▼▼▼

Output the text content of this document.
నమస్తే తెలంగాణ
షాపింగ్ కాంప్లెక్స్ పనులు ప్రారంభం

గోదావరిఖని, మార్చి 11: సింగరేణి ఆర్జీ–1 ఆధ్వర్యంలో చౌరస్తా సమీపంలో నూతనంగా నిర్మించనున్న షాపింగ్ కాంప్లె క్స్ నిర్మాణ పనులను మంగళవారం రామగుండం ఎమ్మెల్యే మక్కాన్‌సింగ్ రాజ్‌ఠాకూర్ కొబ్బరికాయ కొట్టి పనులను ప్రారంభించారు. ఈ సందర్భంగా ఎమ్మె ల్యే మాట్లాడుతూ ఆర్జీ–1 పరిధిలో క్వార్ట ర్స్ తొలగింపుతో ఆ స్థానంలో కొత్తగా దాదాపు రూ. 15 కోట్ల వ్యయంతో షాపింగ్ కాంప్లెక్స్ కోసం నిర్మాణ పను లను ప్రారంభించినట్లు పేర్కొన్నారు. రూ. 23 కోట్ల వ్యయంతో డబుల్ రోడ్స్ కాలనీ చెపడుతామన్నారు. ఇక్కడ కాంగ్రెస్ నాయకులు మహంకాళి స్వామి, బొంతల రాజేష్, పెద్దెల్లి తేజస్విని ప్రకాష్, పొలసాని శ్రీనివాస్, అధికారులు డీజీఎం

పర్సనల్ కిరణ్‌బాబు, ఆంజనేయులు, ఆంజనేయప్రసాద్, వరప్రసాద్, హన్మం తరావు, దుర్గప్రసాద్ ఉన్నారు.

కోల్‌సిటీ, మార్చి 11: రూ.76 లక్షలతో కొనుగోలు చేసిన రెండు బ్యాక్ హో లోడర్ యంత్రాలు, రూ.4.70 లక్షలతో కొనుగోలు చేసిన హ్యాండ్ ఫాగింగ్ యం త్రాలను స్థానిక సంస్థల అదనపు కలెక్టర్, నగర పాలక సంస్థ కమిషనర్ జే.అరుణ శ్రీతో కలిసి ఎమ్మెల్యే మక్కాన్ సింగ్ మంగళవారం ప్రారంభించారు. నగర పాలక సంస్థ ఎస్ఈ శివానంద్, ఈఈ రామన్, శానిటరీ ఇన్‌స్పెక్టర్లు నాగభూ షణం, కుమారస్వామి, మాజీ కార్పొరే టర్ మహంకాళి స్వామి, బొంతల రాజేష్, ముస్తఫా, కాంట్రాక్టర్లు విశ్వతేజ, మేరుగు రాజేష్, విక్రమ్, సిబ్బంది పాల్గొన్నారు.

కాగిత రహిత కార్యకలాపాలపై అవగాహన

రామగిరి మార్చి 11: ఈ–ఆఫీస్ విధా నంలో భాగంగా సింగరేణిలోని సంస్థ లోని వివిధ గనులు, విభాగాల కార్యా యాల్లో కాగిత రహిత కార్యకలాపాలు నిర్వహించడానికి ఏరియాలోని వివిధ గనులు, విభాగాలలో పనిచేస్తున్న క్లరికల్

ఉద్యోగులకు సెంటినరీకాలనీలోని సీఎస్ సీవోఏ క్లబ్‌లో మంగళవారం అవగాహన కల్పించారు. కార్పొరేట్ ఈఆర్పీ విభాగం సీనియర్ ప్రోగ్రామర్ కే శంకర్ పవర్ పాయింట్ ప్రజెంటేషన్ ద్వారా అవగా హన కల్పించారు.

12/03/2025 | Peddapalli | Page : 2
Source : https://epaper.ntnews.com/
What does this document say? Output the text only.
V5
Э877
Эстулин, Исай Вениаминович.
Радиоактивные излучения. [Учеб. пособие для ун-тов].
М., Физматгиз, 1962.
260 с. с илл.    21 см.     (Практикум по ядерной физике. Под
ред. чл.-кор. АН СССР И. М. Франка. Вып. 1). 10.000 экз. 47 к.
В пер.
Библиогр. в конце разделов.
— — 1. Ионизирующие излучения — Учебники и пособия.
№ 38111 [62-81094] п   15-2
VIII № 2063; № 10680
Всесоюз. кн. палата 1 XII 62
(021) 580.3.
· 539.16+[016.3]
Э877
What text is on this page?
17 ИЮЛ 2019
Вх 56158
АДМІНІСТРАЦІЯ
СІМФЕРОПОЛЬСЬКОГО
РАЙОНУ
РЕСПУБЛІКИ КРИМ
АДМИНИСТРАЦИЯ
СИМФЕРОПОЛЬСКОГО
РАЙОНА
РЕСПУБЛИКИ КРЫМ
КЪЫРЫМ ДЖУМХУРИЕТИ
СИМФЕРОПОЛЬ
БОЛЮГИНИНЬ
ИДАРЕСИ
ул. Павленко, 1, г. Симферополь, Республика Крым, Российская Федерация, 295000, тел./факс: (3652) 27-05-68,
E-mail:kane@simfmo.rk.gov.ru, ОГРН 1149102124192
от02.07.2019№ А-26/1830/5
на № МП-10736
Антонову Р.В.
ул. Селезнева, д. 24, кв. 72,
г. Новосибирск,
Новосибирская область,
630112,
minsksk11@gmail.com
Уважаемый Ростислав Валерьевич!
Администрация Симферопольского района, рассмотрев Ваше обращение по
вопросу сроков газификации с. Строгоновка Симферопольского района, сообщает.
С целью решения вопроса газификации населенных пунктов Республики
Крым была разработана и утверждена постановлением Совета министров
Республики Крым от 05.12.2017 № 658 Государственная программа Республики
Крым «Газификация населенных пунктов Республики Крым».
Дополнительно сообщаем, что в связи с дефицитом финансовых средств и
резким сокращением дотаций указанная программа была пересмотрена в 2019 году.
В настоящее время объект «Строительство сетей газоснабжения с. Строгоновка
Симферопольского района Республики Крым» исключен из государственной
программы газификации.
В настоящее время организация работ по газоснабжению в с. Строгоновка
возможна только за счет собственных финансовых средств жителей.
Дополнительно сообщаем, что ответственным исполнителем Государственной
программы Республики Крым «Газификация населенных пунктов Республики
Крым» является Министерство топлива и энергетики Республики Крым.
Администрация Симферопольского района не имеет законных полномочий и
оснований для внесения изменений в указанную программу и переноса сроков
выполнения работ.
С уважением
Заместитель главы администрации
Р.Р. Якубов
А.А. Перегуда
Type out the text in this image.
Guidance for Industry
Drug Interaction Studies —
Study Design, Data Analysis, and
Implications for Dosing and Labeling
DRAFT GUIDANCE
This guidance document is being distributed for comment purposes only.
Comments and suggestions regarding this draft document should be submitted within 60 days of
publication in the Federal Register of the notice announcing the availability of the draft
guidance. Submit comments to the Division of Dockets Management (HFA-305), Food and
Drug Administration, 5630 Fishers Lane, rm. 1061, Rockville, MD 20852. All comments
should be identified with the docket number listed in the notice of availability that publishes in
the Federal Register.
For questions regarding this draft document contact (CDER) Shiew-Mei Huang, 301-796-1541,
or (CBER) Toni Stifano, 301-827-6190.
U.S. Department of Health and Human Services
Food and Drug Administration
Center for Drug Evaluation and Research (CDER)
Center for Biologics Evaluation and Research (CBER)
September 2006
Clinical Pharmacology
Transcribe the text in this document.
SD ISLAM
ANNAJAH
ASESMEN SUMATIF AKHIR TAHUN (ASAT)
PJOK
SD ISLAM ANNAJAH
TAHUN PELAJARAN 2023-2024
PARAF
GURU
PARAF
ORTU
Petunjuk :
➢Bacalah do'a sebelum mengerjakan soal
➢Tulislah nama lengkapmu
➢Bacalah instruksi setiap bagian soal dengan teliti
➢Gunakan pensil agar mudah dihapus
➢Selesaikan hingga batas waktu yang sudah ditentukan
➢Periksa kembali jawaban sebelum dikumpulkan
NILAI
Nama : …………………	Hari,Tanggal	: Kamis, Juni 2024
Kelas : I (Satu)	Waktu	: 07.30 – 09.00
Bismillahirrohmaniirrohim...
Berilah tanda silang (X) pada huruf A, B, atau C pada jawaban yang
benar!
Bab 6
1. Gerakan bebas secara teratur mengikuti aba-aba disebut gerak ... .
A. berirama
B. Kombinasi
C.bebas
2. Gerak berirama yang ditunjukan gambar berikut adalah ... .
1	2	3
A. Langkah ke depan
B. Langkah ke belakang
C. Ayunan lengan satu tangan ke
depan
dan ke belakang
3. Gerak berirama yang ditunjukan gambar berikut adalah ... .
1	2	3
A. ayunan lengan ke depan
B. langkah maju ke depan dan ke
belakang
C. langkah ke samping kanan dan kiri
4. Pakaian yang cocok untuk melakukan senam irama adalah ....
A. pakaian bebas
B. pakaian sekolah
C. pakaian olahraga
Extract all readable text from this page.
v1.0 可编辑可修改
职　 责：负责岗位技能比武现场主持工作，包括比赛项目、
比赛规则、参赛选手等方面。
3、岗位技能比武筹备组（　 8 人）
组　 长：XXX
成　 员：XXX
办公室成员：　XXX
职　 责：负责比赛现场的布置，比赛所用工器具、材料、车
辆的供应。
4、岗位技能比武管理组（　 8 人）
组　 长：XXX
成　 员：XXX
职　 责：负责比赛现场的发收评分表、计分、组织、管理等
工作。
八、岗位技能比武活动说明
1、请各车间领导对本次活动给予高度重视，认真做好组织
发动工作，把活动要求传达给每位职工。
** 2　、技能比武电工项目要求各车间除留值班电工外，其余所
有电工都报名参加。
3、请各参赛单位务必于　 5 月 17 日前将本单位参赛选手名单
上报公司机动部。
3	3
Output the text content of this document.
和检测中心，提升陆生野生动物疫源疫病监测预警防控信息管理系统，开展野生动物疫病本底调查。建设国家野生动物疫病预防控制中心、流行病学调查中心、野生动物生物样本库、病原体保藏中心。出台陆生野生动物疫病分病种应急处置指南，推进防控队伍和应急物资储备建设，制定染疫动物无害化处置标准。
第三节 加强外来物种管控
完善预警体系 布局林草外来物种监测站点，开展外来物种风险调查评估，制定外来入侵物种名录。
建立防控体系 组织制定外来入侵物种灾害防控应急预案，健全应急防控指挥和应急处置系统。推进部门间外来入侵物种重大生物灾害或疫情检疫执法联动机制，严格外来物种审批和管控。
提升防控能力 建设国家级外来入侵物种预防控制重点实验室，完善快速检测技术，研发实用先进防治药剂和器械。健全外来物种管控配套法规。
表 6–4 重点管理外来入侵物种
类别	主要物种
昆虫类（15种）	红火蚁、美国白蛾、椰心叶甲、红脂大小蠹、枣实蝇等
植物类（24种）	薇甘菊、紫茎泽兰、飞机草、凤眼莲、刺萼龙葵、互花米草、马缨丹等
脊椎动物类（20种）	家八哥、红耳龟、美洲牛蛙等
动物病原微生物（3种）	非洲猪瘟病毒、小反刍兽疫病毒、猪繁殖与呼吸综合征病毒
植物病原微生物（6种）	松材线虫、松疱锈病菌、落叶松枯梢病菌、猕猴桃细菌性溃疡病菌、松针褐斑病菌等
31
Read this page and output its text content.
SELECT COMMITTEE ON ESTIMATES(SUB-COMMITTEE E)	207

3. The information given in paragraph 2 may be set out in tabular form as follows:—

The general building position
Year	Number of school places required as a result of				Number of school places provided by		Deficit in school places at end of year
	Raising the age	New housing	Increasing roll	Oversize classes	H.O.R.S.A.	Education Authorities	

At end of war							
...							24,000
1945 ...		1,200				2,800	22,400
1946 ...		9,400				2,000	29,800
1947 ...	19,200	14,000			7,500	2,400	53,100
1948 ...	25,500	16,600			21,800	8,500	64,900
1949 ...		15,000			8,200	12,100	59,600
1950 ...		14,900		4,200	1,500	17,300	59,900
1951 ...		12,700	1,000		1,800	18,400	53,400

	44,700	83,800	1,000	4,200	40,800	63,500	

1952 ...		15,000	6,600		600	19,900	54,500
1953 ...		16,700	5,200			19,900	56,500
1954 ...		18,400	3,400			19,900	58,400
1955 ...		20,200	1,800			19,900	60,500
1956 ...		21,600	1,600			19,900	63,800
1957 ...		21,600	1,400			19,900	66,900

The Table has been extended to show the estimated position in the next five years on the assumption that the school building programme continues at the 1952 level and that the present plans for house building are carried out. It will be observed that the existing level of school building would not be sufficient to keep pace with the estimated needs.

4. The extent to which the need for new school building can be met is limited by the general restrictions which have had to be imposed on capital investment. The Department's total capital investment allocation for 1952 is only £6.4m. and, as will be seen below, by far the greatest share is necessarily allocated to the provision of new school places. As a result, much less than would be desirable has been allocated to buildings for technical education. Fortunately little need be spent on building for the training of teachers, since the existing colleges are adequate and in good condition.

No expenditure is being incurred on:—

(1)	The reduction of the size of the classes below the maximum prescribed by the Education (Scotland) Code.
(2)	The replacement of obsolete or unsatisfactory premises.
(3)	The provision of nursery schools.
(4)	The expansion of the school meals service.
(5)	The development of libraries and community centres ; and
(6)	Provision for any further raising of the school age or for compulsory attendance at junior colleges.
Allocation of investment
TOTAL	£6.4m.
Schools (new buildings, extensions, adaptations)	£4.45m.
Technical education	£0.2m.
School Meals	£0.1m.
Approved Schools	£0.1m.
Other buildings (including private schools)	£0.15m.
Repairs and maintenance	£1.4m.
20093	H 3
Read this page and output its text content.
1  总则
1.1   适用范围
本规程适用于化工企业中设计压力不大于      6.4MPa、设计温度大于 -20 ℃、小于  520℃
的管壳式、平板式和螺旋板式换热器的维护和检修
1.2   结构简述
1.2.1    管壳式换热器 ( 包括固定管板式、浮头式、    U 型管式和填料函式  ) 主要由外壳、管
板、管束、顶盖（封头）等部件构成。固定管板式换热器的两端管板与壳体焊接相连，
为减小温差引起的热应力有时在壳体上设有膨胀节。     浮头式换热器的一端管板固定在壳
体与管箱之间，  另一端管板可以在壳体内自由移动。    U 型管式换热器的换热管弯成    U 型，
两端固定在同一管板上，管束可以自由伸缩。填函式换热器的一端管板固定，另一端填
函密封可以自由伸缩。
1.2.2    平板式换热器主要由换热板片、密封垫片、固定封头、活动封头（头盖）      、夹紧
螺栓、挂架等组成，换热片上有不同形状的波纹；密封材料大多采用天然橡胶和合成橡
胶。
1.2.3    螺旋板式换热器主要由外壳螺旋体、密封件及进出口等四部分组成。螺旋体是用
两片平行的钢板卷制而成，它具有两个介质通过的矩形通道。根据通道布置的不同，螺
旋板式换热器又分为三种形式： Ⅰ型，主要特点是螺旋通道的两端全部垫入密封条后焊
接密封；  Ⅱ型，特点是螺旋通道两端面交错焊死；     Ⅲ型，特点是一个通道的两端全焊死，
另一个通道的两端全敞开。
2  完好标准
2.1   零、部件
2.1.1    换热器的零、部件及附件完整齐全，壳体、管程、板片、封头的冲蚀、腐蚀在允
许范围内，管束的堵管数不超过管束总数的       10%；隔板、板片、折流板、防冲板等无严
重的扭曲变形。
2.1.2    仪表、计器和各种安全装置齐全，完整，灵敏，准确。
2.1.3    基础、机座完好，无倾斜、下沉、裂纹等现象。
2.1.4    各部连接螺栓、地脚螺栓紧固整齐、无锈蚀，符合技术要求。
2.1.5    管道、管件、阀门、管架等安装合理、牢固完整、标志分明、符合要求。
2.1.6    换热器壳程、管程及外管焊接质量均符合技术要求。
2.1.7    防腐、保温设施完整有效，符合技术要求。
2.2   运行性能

▲▲▲

Task brief:
For this exercise, gather every line of the data that contains the word "населенных".

Written response:
С целью решения вопроса газификации населенных пунктов Республики
Крым «Газификация населенных пунктов Республики Крым».
программы Республики Крым «Газификация населенных пунктов Республики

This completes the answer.